## Problem description
Search the material below for the string "this" and extract each line that has it.
━━ Extracted records ━━
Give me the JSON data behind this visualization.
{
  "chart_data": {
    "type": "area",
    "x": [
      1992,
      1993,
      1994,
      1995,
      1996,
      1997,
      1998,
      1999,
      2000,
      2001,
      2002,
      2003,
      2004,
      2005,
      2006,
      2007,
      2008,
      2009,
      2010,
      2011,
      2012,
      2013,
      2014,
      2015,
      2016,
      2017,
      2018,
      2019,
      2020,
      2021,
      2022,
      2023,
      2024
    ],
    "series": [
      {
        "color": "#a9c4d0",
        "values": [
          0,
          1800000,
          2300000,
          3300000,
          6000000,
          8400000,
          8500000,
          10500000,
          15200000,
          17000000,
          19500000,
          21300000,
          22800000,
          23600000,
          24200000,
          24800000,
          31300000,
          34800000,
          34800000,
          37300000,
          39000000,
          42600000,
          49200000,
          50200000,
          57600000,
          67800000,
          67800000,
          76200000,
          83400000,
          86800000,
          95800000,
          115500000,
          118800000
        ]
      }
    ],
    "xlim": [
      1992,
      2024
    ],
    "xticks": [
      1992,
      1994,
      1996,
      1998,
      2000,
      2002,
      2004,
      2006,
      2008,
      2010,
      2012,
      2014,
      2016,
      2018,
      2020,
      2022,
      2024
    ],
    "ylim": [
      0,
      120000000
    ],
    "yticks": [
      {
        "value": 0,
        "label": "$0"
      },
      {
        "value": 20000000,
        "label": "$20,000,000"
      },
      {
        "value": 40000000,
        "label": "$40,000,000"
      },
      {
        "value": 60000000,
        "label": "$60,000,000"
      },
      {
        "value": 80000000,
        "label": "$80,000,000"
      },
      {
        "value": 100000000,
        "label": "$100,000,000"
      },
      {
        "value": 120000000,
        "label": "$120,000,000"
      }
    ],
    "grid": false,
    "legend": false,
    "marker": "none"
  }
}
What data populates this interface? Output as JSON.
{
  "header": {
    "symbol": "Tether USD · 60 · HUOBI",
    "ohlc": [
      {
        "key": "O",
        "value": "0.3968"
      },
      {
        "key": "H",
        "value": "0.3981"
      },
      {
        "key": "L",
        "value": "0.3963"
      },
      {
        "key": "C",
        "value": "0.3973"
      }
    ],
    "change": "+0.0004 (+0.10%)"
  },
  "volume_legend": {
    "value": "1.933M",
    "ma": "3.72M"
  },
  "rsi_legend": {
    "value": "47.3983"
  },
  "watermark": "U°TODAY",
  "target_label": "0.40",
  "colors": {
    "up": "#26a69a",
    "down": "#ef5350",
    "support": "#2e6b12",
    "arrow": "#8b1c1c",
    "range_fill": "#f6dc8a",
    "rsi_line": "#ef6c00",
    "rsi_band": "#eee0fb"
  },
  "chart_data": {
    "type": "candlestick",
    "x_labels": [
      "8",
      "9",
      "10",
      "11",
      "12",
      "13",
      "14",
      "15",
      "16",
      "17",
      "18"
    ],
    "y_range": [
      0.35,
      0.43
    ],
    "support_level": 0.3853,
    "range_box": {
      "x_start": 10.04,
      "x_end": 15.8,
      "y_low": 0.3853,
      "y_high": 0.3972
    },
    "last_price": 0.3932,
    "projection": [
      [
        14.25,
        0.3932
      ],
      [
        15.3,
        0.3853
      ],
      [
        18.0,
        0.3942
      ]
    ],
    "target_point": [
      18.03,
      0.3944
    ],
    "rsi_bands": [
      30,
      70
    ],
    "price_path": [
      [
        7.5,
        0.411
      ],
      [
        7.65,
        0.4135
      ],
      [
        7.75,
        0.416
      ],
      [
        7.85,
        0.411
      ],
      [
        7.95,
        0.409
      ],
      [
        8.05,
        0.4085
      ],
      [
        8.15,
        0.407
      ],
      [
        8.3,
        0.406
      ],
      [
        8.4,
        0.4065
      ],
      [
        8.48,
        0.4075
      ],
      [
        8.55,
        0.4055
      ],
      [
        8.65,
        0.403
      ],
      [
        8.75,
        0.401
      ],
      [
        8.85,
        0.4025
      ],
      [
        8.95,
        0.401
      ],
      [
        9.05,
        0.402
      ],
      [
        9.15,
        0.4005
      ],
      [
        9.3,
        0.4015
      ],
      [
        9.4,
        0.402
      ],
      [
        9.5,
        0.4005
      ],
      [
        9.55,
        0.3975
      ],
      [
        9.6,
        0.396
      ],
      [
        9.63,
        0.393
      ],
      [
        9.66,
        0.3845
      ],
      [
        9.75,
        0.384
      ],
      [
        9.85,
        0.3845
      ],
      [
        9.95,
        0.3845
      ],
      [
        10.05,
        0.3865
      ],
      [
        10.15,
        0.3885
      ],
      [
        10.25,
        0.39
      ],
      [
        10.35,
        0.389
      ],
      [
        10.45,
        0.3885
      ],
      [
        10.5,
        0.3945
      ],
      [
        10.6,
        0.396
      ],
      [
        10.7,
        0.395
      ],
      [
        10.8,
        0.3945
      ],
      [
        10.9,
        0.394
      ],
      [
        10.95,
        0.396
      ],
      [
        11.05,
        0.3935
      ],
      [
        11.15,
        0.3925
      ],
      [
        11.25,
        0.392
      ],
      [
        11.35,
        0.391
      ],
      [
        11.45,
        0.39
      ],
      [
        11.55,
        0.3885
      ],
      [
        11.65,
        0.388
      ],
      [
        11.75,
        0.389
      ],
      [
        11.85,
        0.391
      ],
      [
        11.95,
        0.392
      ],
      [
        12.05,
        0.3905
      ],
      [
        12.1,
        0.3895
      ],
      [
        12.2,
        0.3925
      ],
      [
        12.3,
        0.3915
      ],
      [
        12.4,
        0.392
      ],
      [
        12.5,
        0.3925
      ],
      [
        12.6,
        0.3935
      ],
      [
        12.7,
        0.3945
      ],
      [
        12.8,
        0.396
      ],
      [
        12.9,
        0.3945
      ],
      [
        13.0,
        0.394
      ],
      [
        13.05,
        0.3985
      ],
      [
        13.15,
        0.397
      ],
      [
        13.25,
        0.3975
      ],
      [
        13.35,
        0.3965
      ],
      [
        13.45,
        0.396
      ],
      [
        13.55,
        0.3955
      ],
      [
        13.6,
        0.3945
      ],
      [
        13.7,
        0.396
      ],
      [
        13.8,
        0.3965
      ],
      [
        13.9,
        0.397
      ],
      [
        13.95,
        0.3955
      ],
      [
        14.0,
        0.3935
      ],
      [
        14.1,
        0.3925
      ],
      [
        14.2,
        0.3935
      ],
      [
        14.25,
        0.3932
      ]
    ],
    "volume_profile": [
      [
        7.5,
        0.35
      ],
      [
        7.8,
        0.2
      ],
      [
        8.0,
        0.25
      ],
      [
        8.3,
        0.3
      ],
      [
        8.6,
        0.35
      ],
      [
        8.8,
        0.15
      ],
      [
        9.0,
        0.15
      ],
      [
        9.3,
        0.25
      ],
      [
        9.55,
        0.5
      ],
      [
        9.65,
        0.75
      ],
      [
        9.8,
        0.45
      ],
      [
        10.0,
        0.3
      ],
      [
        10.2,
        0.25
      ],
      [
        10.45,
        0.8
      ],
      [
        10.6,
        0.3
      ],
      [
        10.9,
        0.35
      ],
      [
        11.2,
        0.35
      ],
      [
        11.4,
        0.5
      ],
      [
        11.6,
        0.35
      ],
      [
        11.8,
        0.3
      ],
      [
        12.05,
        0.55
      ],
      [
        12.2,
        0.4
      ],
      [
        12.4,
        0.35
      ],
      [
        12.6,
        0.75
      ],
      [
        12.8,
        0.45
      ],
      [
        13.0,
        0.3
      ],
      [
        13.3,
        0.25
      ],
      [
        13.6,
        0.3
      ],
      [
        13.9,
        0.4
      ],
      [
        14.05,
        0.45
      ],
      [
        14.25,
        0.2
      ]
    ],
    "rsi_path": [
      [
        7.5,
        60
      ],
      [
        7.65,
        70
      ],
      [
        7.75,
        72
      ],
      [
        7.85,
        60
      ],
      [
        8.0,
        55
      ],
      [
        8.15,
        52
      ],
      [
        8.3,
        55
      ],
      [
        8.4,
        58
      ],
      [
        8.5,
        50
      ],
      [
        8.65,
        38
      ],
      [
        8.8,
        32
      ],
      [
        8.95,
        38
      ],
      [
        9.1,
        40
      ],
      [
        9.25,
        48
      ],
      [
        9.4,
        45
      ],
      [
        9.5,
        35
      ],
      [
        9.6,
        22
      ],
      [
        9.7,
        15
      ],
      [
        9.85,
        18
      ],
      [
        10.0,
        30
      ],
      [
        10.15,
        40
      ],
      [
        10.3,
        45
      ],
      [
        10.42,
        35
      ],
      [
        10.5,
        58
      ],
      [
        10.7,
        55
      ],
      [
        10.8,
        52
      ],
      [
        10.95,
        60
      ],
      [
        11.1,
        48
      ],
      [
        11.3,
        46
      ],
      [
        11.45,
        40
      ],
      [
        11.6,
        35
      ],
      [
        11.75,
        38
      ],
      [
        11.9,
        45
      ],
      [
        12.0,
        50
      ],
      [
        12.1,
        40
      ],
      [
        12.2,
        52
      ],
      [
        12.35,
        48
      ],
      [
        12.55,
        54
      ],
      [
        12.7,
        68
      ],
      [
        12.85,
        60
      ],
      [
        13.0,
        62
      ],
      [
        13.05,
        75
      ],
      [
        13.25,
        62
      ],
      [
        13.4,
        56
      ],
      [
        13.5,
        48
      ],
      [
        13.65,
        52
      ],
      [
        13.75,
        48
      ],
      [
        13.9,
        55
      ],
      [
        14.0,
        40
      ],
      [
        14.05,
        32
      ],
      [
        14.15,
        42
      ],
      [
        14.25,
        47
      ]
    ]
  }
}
━━━
## Final result
Give me the JSON data behind this visualization.
What data populates this interface? Output as JSON.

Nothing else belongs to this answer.